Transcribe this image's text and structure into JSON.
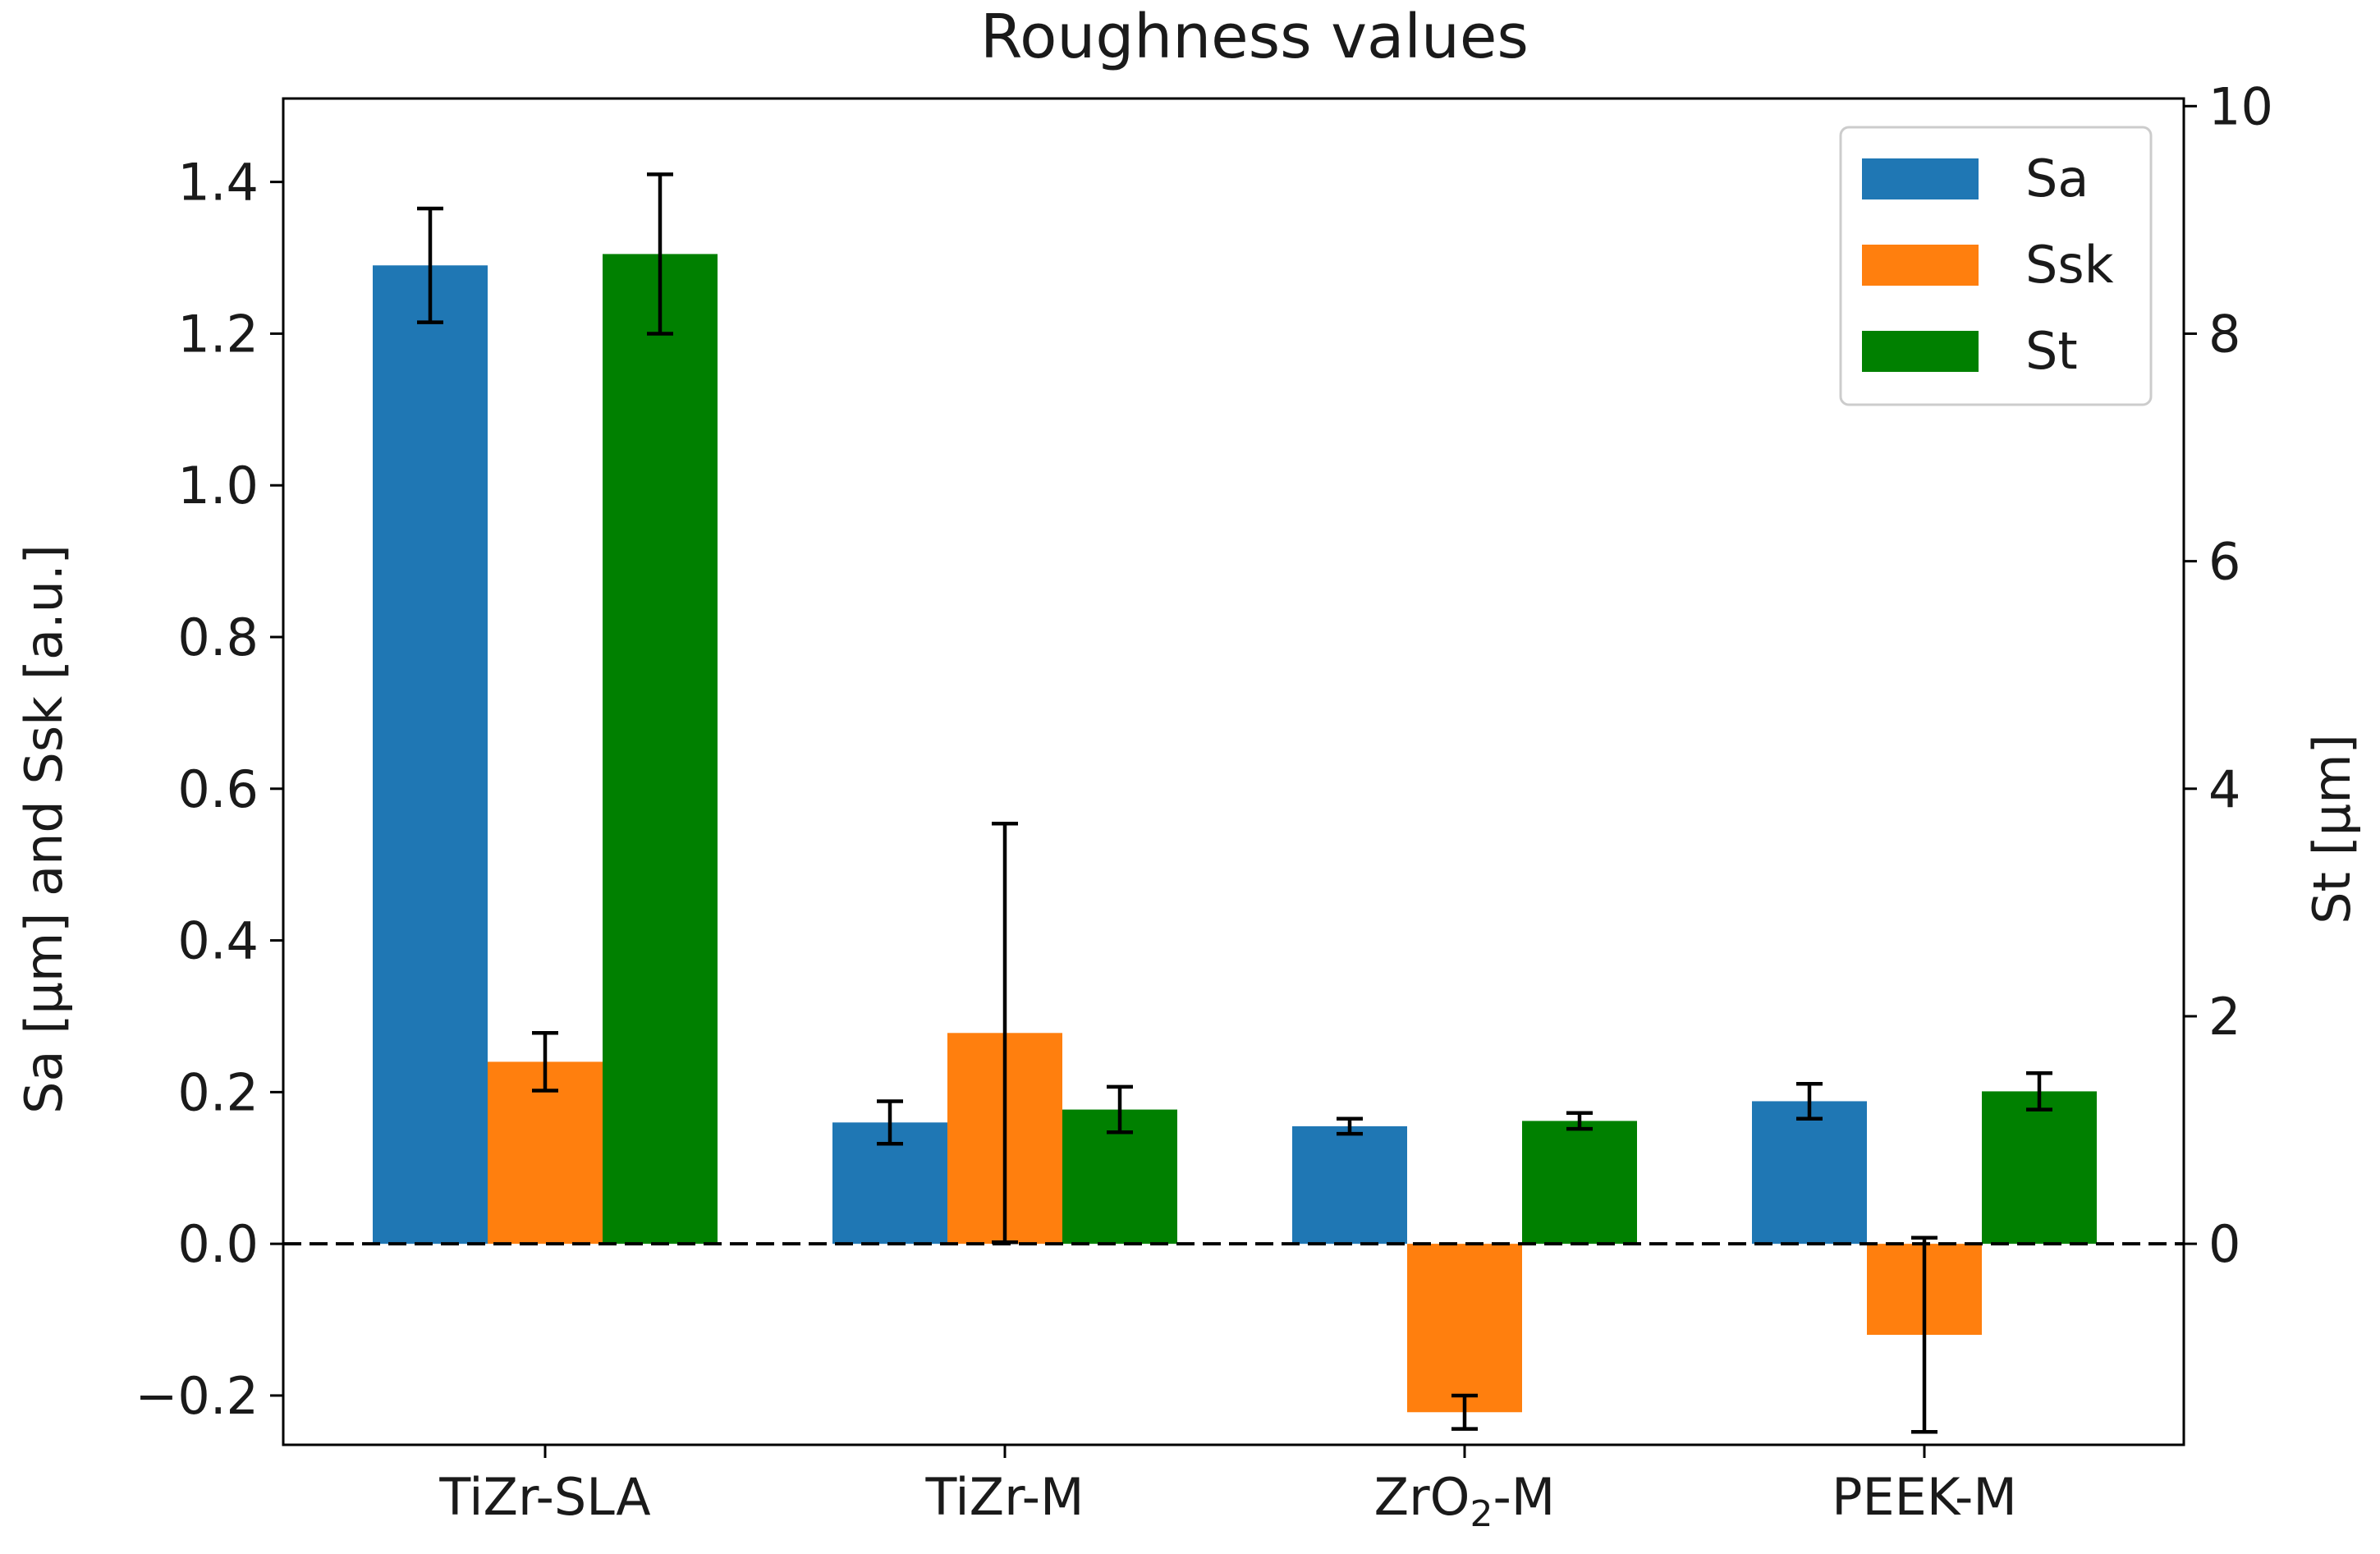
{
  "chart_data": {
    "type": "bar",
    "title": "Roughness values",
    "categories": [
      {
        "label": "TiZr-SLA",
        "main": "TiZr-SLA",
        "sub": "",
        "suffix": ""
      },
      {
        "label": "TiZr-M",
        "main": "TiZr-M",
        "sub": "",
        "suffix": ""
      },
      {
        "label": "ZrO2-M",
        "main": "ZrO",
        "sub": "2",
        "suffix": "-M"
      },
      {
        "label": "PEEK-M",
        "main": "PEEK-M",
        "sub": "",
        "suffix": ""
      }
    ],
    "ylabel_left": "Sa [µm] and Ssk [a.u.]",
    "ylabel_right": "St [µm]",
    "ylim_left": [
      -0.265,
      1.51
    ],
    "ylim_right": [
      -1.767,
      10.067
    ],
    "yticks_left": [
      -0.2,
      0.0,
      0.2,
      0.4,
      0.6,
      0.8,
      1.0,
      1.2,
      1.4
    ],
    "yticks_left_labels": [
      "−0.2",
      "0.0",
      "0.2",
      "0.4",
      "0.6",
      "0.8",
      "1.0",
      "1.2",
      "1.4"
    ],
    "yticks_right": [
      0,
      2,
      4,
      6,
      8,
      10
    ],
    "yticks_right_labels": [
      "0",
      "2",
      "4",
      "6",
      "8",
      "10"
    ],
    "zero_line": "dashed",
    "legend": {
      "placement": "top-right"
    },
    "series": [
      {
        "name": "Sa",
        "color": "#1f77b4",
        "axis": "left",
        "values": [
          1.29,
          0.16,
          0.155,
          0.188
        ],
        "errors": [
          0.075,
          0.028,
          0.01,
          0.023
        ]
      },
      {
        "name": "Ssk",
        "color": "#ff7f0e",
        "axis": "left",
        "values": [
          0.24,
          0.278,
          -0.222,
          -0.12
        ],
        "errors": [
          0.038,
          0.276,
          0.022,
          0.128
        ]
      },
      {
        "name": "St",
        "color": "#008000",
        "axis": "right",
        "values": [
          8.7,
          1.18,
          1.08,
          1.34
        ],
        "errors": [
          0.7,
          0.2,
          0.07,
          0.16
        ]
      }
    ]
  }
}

===============

(STATED GOAL)
Every entry above needs to be retyped exactly; drop the pictures.

(THE SOLUTION)
Transcribe this image's text and structure into JSON.
{
  "chart_data": {
    "type": "bar",
    "title": "Roughness values",
    "categories": [
      {
        "label": "TiZr-SLA",
        "main": "TiZr-SLA",
        "sub": "",
        "suffix": ""
      },
      {
        "label": "TiZr-M",
        "main": "TiZr-M",
        "sub": "",
        "suffix": ""
      },
      {
        "label": "ZrO2-M",
        "main": "ZrO",
        "sub": "2",
        "suffix": "-M"
      },
      {
        "label": "PEEK-M",
        "main": "PEEK-M",
        "sub": "",
        "suffix": ""
      }
    ],
    "ylabel_left": "Sa [µm] and Ssk [a.u.]",
    "ylabel_right": "St [µm]",
    "ylim_left": [
      -0.265,
      1.51
    ],
    "ylim_right": [
      -1.767,
      10.067
    ],
    "yticks_left": [
      -0.2,
      0.0,
      0.2,
      0.4,
      0.6,
      0.8,
      1.0,
      1.2,
      1.4
    ],
    "yticks_left_labels": [
      "−0.2",
      "0.0",
      "0.2",
      "0.4",
      "0.6",
      "0.8",
      "1.0",
      "1.2",
      "1.4"
    ],
    "yticks_right": [
      0,
      2,
      4,
      6,
      8,
      10
    ],
    "yticks_right_labels": [
      "0",
      "2",
      "4",
      "6",
      "8",
      "10"
    ],
    "zero_line": "dashed",
    "legend": {
      "placement": "top-right"
    },
    "series": [
      {
        "name": "Sa",
        "color": "#1f77b4",
        "axis": "left",
        "values": [
          1.29,
          0.16,
          0.155,
          0.188
        ],
        "errors": [
          0.075,
          0.028,
          0.01,
          0.023
        ]
      },
      {
        "name": "Ssk",
        "color": "#ff7f0e",
        "axis": "left",
        "values": [
          0.24,
          0.278,
          -0.222,
          -0.12
        ],
        "errors": [
          0.038,
          0.276,
          0.022,
          0.128
        ]
      },
      {
        "name": "St",
        "color": "#008000",
        "axis": "right",
        "values": [
          8.7,
          1.18,
          1.08,
          1.34
        ],
        "errors": [
          0.7,
          0.2,
          0.07,
          0.16
        ]
      }
    ]
  }
}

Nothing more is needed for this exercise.